***** Data for the task *****

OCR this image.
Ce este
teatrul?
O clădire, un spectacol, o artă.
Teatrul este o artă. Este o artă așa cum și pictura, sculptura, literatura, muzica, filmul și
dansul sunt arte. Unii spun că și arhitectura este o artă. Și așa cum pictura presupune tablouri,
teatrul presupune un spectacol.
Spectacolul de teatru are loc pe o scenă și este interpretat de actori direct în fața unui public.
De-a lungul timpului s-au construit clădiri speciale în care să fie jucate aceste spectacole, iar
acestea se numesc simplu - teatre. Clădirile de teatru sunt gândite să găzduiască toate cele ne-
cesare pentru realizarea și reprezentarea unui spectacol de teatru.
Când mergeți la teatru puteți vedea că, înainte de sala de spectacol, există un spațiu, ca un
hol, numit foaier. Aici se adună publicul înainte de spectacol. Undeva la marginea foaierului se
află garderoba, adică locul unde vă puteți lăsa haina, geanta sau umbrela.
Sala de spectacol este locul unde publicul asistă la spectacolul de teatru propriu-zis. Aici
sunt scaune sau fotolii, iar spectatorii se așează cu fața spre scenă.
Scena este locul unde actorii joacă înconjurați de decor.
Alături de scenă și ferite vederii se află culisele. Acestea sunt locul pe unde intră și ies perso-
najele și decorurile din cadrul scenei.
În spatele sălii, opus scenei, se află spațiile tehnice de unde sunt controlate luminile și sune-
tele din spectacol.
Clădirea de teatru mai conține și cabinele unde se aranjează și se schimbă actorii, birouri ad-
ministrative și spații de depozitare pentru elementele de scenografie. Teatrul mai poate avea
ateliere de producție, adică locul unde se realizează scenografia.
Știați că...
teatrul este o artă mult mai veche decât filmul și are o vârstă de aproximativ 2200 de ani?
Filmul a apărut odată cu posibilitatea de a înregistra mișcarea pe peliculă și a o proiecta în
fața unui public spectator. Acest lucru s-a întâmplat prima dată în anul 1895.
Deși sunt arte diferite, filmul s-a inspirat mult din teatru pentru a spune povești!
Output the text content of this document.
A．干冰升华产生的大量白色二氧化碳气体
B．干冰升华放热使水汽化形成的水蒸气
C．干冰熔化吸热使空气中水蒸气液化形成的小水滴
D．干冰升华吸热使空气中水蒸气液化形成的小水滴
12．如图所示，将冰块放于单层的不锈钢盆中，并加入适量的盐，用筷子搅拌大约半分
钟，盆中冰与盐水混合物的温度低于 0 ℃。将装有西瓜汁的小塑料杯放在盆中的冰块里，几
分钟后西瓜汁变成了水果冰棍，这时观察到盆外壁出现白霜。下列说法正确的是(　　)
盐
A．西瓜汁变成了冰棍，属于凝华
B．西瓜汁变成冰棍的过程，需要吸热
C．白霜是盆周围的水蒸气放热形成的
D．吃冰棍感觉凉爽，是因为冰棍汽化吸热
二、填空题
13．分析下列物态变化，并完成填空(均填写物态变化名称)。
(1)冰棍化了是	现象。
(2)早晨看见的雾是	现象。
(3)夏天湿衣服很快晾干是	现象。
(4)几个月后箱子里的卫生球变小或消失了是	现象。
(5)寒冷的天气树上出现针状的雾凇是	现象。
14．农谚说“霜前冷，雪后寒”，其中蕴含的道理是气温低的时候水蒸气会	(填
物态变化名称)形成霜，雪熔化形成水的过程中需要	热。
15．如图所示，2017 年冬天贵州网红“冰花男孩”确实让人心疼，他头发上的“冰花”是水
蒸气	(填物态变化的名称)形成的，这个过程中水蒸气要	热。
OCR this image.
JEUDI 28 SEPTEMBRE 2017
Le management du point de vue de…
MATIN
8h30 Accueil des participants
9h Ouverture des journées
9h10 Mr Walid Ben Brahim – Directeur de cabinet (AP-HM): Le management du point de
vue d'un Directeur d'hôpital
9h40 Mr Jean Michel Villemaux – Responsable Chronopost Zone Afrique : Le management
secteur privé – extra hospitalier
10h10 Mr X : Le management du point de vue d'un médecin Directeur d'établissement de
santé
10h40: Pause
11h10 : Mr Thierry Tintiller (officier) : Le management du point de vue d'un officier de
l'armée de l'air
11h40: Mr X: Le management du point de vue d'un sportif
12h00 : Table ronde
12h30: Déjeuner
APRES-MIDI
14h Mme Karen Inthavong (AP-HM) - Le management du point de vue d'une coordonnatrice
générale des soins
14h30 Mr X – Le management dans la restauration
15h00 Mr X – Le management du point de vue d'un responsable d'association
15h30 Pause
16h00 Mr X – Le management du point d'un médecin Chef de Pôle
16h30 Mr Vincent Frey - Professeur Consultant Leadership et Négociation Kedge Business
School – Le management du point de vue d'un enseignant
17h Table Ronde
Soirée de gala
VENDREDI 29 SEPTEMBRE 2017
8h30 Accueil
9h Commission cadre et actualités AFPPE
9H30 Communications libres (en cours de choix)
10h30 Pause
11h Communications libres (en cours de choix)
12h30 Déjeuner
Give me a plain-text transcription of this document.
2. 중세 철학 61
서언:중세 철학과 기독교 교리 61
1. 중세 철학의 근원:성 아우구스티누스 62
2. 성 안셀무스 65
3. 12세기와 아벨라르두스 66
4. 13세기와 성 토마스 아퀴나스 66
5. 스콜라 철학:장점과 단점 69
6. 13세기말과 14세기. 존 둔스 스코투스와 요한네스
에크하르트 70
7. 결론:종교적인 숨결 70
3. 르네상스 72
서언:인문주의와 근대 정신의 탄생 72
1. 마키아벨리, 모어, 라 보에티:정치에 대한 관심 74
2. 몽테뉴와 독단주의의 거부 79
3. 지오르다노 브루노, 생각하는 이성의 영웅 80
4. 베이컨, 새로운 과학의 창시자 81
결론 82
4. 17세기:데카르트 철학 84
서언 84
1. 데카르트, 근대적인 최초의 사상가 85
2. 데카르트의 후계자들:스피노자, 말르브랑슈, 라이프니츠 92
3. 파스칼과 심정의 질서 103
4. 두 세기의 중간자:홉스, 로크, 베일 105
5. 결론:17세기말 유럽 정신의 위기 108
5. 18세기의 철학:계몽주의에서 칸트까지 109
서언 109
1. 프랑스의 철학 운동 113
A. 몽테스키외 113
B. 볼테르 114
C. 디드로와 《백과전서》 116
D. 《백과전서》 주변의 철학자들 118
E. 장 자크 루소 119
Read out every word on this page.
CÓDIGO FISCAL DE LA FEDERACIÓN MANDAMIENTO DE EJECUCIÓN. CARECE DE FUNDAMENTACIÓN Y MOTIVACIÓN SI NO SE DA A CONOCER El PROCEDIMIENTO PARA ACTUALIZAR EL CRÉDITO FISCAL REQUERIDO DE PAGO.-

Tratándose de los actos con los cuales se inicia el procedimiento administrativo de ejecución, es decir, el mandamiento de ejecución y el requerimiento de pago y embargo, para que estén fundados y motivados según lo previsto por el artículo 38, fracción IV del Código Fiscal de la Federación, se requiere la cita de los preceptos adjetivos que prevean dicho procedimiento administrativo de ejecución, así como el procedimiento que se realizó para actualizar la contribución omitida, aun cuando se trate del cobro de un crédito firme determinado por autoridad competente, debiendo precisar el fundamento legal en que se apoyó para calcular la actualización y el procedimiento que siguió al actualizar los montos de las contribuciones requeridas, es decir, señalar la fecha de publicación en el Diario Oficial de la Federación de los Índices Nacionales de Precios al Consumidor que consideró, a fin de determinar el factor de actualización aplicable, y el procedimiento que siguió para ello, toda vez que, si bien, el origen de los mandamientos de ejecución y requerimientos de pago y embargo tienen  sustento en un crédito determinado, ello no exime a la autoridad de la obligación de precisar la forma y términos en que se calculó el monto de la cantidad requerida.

*****

Write out every entry verbatim.

__Problem solution__.
OCR this image.
Ce este
teatrul?
O clădire, un spectacol, o artă.
Teatrul este o artă. Este o artă așa cum și pictura, sculptura, literatura, muzica, filmul și
dansul sunt arte. Unii spun că și arhitectura este o artă. Și așa cum pictura presupune tablouri,
teatrul presupune un spectacol.
Spectacolul de teatru are loc pe o scenă și este interpretat de actori direct în fața unui public.
De-a lungul timpului s-au construit clădiri speciale în care să fie jucate aceste spectacole, iar
acestea se numesc simplu - teatre. Clădirile de teatru sunt gândite să găzduiască toate cele ne-
cesare pentru realizarea și reprezentarea unui spectacol de teatru.
Când mergeți la teatru puteți vedea că, înainte de sala de spectacol, există un spațiu, ca un
hol, numit foaier. Aici se adună publicul înainte de spectacol. Undeva la marginea foaierului se
află garderoba, adică locul unde vă puteți lăsa haina, geanta sau umbrela.
Sala de spectacol este locul unde publicul asistă la spectacolul de teatru propriu-zis. Aici
sunt scaune sau fotolii, iar spectatorii se așează cu fața spre scenă.
Scena este locul unde actorii joacă înconjurați de decor.
Alături de scenă și ferite vederii se află culisele. Acestea sunt locul pe unde intră și ies perso-
najele și decorurile din cadrul scenei.
În spatele sălii, opus scenei, se află spațiile tehnice de unde sunt controlate luminile și sune-
tele din spectacol.
Clădirea de teatru mai conține și cabinele unde se aranjează și se schimbă actorii, birouri ad-
ministrative și spații de depozitare pentru elementele de scenografie. Teatrul mai poate avea
ateliere de producție, adică locul unde se realizează scenografia.
Știați că...
teatrul este o artă mult mai veche decât filmul și are o vârstă de aproximativ 2200 de ani?
Filmul a apărut odată cu posibilitatea de a înregistra mișcarea pe peliculă și a o proiecta în
fața unui public spectator. Acest lucru s-a întâmplat prima dată în anul 1895.
Deși sunt arte diferite, filmul s-a inspirat mult din teatru pentru a spune povești!
Output the text content of this document.
A．干冰升华产生的大量白色二氧化碳气体
B．干冰升华放热使水汽化形成的水蒸气
C．干冰熔化吸热使空气中水蒸气液化形成的小水滴
D．干冰升华吸热使空气中水蒸气液化形成的小水滴
12．如图所示，将冰块放于单层的不锈钢盆中，并加入适量的盐，用筷子搅拌大约半分
钟，盆中冰与盐水混合物的温度低于 0 ℃。将装有西瓜汁的小塑料杯放在盆中的冰块里，几
分钟后西瓜汁变成了水果冰棍，这时观察到盆外壁出现白霜。下列说法正确的是(　　)
盐
A．西瓜汁变成了冰棍，属于凝华
B．西瓜汁变成冰棍的过程，需要吸热
C．白霜是盆周围的水蒸气放热形成的
D．吃冰棍感觉凉爽，是因为冰棍汽化吸热
二、填空题
13．分析下列物态变化，并完成填空(均填写物态变化名称)。
(1)冰棍化了是	现象。
(2)早晨看见的雾是	现象。
(3)夏天湿衣服很快晾干是	现象。
(4)几个月后箱子里的卫生球变小或消失了是	现象。
(5)寒冷的天气树上出现针状的雾凇是	现象。
14．农谚说“霜前冷，雪后寒”，其中蕴含的道理是气温低的时候水蒸气会	(填
物态变化名称)形成霜，雪熔化形成水的过程中需要	热。
15．如图所示，2017 年冬天贵州网红“冰花男孩”确实让人心疼，他头发上的“冰花”是水
蒸气	(填物态变化的名称)形成的，这个过程中水蒸气要	热。
OCR this image.
JEUDI 28 SEPTEMBRE 2017
Le management du point de vue de…
MATIN
8h30 Accueil des participants
9h Ouverture des journées
9h10 Mr Walid Ben Brahim – Directeur de cabinet (AP-HM): Le management du point de
vue d'un Directeur d'hôpital
9h40 Mr Jean Michel Villemaux – Responsable Chronopost Zone Afrique : Le management
secteur privé – extra hospitalier
10h10 Mr X : Le management du point de vue d'un médecin Directeur d'établissement de
santé
10h40: Pause
11h10 : Mr Thierry Tintiller (officier) : Le management du point de vue d'un officier de
l'armée de l'air
11h40: Mr X: Le management du point de vue d'un sportif
12h00 : Table ronde
12h30: Déjeuner
APRES-MIDI
14h Mme Karen Inthavong (AP-HM) - Le management du point de vue d'une coordonnatrice
générale des soins
14h30 Mr X – Le management dans la restauration
15h00 Mr X – Le management du point de vue d'un responsable d'association
15h30 Pause
16h00 Mr X – Le management du point d'un médecin Chef de Pôle
16h30 Mr Vincent Frey - Professeur Consultant Leadership et Négociation Kedge Business
School – Le management du point de vue d'un enseignant
17h Table Ronde
Soirée de gala
VENDREDI 29 SEPTEMBRE 2017
8h30 Accueil
9h Commission cadre et actualités AFPPE
9H30 Communications libres (en cours de choix)
10h30 Pause
11h Communications libres (en cours de choix)
12h30 Déjeuner
Give me a plain-text transcription of this document.
2. 중세 철학 61
서언:중세 철학과 기독교 교리 61
1. 중세 철학의 근원:성 아우구스티누스 62
2. 성 안셀무스 65
3. 12세기와 아벨라르두스 66
4. 13세기와 성 토마스 아퀴나스 66
5. 스콜라 철학:장점과 단점 69
6. 13세기말과 14세기. 존 둔스 스코투스와 요한네스
에크하르트 70
7. 결론:종교적인 숨결 70
3. 르네상스 72
서언:인문주의와 근대 정신의 탄생 72
1. 마키아벨리, 모어, 라 보에티:정치에 대한 관심 74
2. 몽테뉴와 독단주의의 거부 79
3. 지오르다노 브루노, 생각하는 이성의 영웅 80
4. 베이컨, 새로운 과학의 창시자 81
결론 82
4. 17세기:데카르트 철학 84
서언 84
1. 데카르트, 근대적인 최초의 사상가 85
2. 데카르트의 후계자들:스피노자, 말르브랑슈, 라이프니츠 92
3. 파스칼과 심정의 질서 103
4. 두 세기의 중간자:홉스, 로크, 베일 105
5. 결론:17세기말 유럽 정신의 위기 108
5. 18세기의 철학:계몽주의에서 칸트까지 109
서언 109
1. 프랑스의 철학 운동 113
A. 몽테스키외 113
B. 볼테르 114
C. 디드로와 《백과전서》 116
D. 《백과전서》 주변의 철학자들 118
E. 장 자크 루소 119
Read out every word on this page.
CÓDIGO FISCAL DE LA FEDERACIÓN MANDAMIENTO DE EJECUCIÓN. CARECE DE FUNDAMENTACIÓN Y MOTIVACIÓN SI NO SE DA A CONOCER El PROCEDIMIENTO PARA ACTUALIZAR EL CRÉDITO FISCAL REQUERIDO DE PAGO.-

Tratándose de los actos con los cuales se inicia el procedimiento administrativo de ejecución, es decir, el mandamiento de ejecución y el requerimiento de pago y embargo, para que estén fundados y motivados según lo previsto por el artículo 38, fracción IV del Código Fiscal de la Federación, se requiere la cita de los preceptos adjetivos que prevean dicho procedimiento administrativo de ejecución, así como el procedimiento que se realizó para actualizar la contribución omitida, aun cuando se trate del cobro de un crédito firme determinado por autoridad competente, debiendo precisar el fundamento legal en que se apoyó para calcular la actualización y el procedimiento que siguió al actualizar los montos de las contribuciones requeridas, es decir, señalar la fecha de publicación en el Diario Oficial de la Federación de los Índices Nacionales de Precios al Consumidor que consideró, a fin de determinar el factor de actualización aplicable, y el procedimiento que siguió para ello, toda vez que, si bien, el origen de los mandamientos de ejecución y requerimientos de pago y embargo tienen  sustento en un crédito determinado, ello no exime a la autoridad de la obligación de precisar la forma y términos en que se calculó el monto de la cantidad requerida.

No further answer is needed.